Exercise objective: Transcribe every record that appears below, exactly and in full.

[BEGIN Record set]

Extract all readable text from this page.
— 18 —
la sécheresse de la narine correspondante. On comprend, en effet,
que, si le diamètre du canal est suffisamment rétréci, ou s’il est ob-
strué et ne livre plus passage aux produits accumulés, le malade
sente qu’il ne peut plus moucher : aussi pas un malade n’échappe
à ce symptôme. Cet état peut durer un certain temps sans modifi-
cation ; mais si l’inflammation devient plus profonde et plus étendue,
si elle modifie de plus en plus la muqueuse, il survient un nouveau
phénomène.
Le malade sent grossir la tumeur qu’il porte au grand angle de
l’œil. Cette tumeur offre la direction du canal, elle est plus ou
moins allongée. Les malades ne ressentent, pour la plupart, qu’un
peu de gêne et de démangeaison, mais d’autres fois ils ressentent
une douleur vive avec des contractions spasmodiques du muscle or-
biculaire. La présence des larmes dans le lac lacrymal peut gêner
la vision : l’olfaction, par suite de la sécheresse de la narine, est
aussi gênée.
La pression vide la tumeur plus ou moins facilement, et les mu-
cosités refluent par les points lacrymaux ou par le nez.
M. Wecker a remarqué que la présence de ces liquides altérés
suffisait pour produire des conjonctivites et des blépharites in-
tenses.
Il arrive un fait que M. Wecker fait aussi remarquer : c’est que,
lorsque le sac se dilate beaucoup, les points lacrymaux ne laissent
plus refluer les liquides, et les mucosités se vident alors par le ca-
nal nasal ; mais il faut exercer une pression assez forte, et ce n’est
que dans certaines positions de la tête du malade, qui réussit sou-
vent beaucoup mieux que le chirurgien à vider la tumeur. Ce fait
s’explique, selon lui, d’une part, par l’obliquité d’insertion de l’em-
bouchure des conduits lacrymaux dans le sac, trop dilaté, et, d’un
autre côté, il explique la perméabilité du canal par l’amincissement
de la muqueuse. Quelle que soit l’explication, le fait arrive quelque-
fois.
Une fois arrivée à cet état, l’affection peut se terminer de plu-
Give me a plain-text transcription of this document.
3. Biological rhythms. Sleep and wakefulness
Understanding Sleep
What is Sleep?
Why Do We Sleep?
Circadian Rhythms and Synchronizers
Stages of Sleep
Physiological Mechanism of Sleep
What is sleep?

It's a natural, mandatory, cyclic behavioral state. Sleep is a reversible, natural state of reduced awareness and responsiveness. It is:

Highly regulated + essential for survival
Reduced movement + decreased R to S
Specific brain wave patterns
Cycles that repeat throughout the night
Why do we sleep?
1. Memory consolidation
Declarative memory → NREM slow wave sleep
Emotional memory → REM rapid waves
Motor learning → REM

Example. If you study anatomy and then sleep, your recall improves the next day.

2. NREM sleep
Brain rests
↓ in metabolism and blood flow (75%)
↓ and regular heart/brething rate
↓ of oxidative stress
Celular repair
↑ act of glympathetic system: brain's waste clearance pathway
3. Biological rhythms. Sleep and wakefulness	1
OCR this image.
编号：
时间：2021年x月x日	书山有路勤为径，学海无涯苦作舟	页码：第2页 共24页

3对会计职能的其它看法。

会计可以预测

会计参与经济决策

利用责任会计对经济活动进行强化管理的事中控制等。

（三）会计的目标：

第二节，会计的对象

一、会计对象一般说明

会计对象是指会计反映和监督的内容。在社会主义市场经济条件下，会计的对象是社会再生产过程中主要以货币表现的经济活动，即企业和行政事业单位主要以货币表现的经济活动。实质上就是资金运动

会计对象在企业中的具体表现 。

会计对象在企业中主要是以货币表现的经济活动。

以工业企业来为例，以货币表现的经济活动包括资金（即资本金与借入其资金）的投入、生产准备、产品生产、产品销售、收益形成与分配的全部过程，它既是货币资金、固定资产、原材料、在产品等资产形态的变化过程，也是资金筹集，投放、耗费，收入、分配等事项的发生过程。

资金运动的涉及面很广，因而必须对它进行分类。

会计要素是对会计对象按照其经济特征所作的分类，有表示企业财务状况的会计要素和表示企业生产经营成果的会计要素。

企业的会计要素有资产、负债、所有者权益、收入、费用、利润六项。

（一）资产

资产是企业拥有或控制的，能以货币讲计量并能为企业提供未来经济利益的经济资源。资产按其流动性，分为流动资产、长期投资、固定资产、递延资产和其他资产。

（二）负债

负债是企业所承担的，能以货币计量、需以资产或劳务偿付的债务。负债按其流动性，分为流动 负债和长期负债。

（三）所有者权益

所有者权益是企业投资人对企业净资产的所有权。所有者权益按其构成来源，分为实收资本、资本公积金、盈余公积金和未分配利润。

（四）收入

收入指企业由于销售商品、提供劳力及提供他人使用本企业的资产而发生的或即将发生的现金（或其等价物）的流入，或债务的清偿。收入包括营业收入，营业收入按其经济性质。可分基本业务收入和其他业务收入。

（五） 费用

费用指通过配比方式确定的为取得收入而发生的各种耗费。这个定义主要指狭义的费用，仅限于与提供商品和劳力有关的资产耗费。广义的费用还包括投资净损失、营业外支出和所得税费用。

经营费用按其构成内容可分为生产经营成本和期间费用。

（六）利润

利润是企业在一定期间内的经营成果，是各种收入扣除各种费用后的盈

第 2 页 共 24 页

[END Record set]

The result:
Extract all readable text from this page.
— 18 —
la sécheresse de la narine correspondante. On comprend, en effet,
que, si le diamètre du canal est suffisamment rétréci, ou s’il est ob-
strué et ne livre plus passage aux produits accumulés, le malade
sente qu’il ne peut plus moucher : aussi pas un malade n’échappe
à ce symptôme. Cet état peut durer un certain temps sans modifi-
cation ; mais si l’inflammation devient plus profonde et plus étendue,
si elle modifie de plus en plus la muqueuse, il survient un nouveau
phénomène.
Le malade sent grossir la tumeur qu’il porte au grand angle de
l’œil. Cette tumeur offre la direction du canal, elle est plus ou
moins allongée. Les malades ne ressentent, pour la plupart, qu’un
peu de gêne et de démangeaison, mais d’autres fois ils ressentent
une douleur vive avec des contractions spasmodiques du muscle or-
biculaire. La présence des larmes dans le lac lacrymal peut gêner
la vision : l’olfaction, par suite de la sécheresse de la narine, est
aussi gênée.
La pression vide la tumeur plus ou moins facilement, et les mu-
cosités refluent par les points lacrymaux ou par le nez.
M. Wecker a remarqué que la présence de ces liquides altérés
suffisait pour produire des conjonctivites et des blépharites in-
tenses.
Il arrive un fait que M. Wecker fait aussi remarquer : c’est que,
lorsque le sac se dilate beaucoup, les points lacrymaux ne laissent
plus refluer les liquides, et les mucosités se vident alors par le ca-
nal nasal ; mais il faut exercer une pression assez forte, et ce n’est
que dans certaines positions de la tête du malade, qui réussit sou-
vent beaucoup mieux que le chirurgien à vider la tumeur. Ce fait
s’explique, selon lui, d’une part, par l’obliquité d’insertion de l’em-
bouchure des conduits lacrymaux dans le sac, trop dilaté, et, d’un
autre côté, il explique la perméabilité du canal par l’amincissement
de la muqueuse. Quelle que soit l’explication, le fait arrive quelque-
fois.
Une fois arrivée à cet état, l’affection peut se terminer de plu-
Give me a plain-text transcription of this document.
3. Biological rhythms. Sleep and wakefulness
Understanding Sleep
What is Sleep?
Why Do We Sleep?
Circadian Rhythms and Synchronizers
Stages of Sleep
Physiological Mechanism of Sleep
What is sleep?

It's a natural, mandatory, cyclic behavioral state. Sleep is a reversible, natural state of reduced awareness and responsiveness. It is:

Highly regulated + essential for survival
Reduced movement + decreased R to S
Specific brain wave patterns
Cycles that repeat throughout the night
Why do we sleep?
1. Memory consolidation
Declarative memory → NREM slow wave sleep
Emotional memory → REM rapid waves
Motor learning → REM

Example. If you study anatomy and then sleep, your recall improves the next day.

2. NREM sleep
Brain rests
↓ in metabolism and blood flow (75%)
↓ and regular heart/brething rate
↓ of oxidative stress
Celular repair
↑ act of glympathetic system: brain's waste clearance pathway
3. Biological rhythms. Sleep and wakefulness	1
OCR this image.
编号：
时间：2021年x月x日	书山有路勤为径，学海无涯苦作舟	页码：第2页 共24页

3对会计职能的其它看法。

会计可以预测

会计参与经济决策

利用责任会计对经济活动进行强化管理的事中控制等。

（三）会计的目标：

第二节，会计的对象

一、会计对象一般说明

会计对象是指会计反映和监督的内容。在社会主义市场经济条件下，会计的对象是社会再生产过程中主要以货币表现的经济活动，即企业和行政事业单位主要以货币表现的经济活动。实质上就是资金运动

会计对象在企业中的具体表现 。

会计对象在企业中主要是以货币表现的经济活动。

以工业企业来为例，以货币表现的经济活动包括资金（即资本金与借入其资金）的投入、生产准备、产品生产、产品销售、收益形成与分配的全部过程，它既是货币资金、固定资产、原材料、在产品等资产形态的变化过程，也是资金筹集，投放、耗费，收入、分配等事项的发生过程。

资金运动的涉及面很广，因而必须对它进行分类。

会计要素是对会计对象按照其经济特征所作的分类，有表示企业财务状况的会计要素和表示企业生产经营成果的会计要素。

企业的会计要素有资产、负债、所有者权益、收入、费用、利润六项。

（一）资产

资产是企业拥有或控制的，能以货币讲计量并能为企业提供未来经济利益的经济资源。资产按其流动性，分为流动资产、长期投资、固定资产、递延资产和其他资产。

（二）负债

负债是企业所承担的，能以货币计量、需以资产或劳务偿付的债务。负债按其流动性，分为流动 负债和长期负债。

（三）所有者权益

所有者权益是企业投资人对企业净资产的所有权。所有者权益按其构成来源，分为实收资本、资本公积金、盈余公积金和未分配利润。

（四）收入

收入指企业由于销售商品、提供劳力及提供他人使用本企业的资产而发生的或即将发生的现金（或其等价物）的流入，或债务的清偿。收入包括营业收入，营业收入按其经济性质。可分基本业务收入和其他业务收入。

（五） 费用

费用指通过配比方式确定的为取得收入而发生的各种耗费。这个定义主要指狭义的费用，仅限于与提供商品和劳力有关的资产耗费。广义的费用还包括投资净损失、营业外支出和所得税费用。

经营费用按其构成内容可分为生产经营成本和期间费用。

（六）利润

利润是企业在一定期间内的经营成果，是各种收入扣除各种费用后的盈

第 2 页 共 24 页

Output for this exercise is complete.